----- The records -----
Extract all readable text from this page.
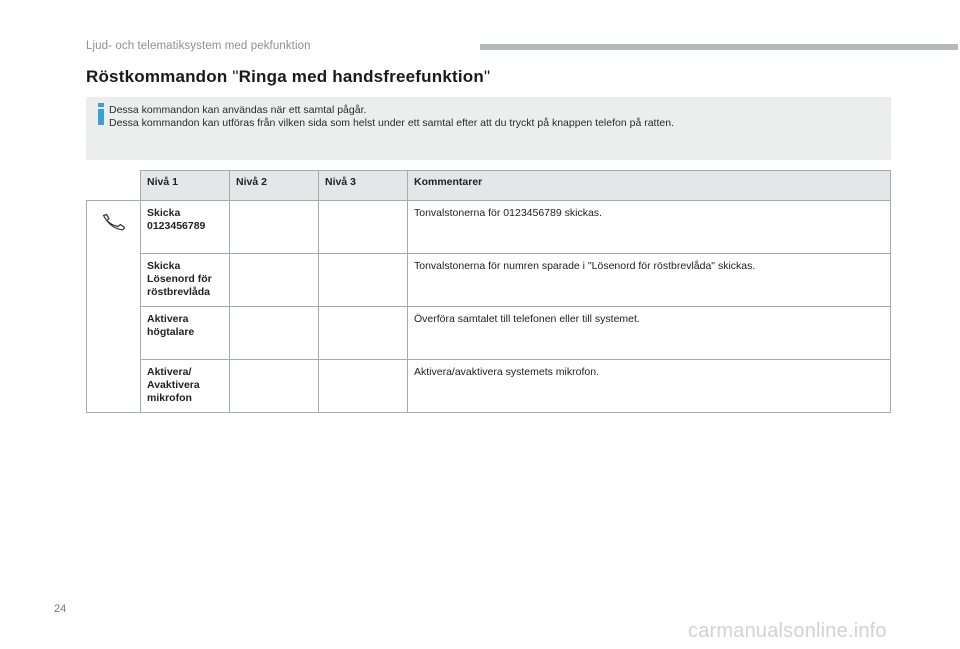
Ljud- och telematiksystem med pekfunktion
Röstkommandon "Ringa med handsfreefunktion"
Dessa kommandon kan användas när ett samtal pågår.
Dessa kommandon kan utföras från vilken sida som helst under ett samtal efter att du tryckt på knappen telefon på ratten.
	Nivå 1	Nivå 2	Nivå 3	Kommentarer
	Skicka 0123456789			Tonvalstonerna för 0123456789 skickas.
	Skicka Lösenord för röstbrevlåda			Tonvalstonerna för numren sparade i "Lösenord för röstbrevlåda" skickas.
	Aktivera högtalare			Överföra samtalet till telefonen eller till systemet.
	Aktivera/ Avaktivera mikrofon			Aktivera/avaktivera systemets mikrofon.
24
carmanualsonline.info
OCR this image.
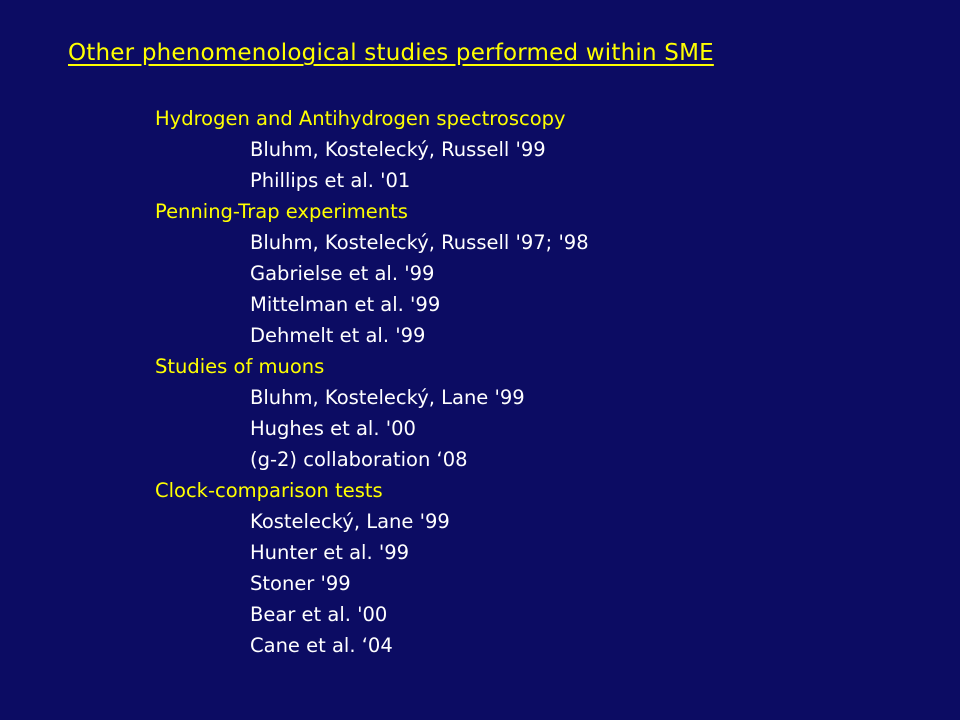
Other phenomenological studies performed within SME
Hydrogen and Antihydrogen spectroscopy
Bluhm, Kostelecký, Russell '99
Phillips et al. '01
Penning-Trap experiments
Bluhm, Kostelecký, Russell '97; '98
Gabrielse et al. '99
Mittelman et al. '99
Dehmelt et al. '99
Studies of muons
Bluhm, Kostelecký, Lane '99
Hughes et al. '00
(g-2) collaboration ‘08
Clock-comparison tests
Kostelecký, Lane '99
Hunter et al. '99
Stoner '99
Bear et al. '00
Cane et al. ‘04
-----
» Exercise directions
Word for word, please, restate the lines of the listing from the one holding "OCR this image." down to the last line, leaving out any pictures.

» Full output
OCR this image.
Other phenomenological studies performed within SME
Hydrogen and Antihydrogen spectroscopy
Bluhm, Kostelecký, Russell '99
Phillips et al. '01
Penning-Trap experiments
Bluhm, Kostelecký, Russell '97; '98
Gabrielse et al. '99
Mittelman et al. '99
Dehmelt et al. '99
Studies of muons
Bluhm, Kostelecký, Lane '99
Hughes et al. '00
(g-2) collaboration ‘08
Clock-comparison tests
Kostelecký, Lane '99
Hunter et al. '99
Stoner '99
Bear et al. '00
Cane et al. ‘04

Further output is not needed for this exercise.